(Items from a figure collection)
---

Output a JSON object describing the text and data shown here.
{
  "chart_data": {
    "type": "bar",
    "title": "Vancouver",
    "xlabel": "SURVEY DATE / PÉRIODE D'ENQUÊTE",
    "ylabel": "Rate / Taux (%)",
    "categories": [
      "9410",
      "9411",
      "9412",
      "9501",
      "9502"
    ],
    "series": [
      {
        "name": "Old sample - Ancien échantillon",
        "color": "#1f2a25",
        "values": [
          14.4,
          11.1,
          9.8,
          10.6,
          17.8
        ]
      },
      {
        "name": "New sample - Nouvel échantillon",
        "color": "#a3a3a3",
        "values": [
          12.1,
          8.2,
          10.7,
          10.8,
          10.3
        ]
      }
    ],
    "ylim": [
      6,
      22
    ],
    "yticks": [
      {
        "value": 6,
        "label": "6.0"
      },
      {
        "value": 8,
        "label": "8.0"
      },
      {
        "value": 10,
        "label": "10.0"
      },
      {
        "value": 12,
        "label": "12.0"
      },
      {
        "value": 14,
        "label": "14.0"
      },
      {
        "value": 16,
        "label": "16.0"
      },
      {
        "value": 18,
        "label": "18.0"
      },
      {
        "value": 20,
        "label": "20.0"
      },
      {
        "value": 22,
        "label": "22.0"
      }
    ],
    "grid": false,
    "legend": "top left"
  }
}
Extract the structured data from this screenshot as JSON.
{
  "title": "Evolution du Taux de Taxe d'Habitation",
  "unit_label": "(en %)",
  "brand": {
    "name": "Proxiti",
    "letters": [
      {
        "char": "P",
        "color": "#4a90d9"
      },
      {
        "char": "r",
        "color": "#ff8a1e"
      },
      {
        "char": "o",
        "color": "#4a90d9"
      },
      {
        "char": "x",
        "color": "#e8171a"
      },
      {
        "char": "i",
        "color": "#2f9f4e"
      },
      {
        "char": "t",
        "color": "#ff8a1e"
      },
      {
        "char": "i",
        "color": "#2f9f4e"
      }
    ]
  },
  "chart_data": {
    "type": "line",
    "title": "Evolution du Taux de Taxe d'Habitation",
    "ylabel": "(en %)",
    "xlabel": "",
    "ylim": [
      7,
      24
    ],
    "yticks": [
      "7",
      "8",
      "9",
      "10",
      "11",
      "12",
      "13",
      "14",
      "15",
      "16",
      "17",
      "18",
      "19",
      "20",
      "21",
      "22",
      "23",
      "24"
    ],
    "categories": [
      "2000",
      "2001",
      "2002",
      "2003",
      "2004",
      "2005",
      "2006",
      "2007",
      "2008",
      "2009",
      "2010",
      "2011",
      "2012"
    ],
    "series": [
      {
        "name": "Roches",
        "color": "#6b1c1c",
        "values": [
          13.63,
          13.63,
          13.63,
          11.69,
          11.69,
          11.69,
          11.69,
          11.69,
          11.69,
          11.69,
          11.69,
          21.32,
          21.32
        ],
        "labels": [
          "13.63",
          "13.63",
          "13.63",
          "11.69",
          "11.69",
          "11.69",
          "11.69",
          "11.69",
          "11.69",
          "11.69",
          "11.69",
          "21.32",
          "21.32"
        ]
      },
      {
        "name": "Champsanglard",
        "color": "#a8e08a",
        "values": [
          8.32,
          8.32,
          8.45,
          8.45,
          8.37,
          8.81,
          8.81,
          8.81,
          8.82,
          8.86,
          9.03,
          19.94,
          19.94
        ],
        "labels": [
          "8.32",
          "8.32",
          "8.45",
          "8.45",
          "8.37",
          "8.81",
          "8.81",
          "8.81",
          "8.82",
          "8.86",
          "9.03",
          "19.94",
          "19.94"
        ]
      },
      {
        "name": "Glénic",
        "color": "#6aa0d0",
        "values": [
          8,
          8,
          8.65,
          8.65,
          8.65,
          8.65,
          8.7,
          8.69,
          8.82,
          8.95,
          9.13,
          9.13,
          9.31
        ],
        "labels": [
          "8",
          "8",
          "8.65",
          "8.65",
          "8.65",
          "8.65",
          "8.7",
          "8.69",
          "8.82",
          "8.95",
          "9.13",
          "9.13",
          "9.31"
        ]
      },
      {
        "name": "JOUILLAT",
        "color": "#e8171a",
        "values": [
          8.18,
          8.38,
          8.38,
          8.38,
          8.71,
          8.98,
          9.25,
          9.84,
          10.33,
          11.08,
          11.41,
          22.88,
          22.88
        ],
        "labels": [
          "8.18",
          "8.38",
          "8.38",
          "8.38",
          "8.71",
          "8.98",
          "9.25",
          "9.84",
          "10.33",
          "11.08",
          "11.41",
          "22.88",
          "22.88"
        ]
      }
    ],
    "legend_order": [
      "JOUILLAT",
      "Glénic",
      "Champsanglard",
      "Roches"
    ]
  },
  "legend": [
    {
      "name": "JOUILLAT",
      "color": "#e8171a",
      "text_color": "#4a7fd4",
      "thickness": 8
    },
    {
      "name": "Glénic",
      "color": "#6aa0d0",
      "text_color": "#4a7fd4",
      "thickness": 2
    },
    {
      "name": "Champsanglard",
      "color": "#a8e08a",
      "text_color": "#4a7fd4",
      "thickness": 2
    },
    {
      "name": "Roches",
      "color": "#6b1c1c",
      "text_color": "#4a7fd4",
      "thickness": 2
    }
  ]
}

---

Given instruction. Copy each line that holds the word "Habitation".

Worked answer.
  "title": "Evolution du Taux de Taxe d'Habitation",
    "title": "Evolution du Taux de Taxe d'Habitation",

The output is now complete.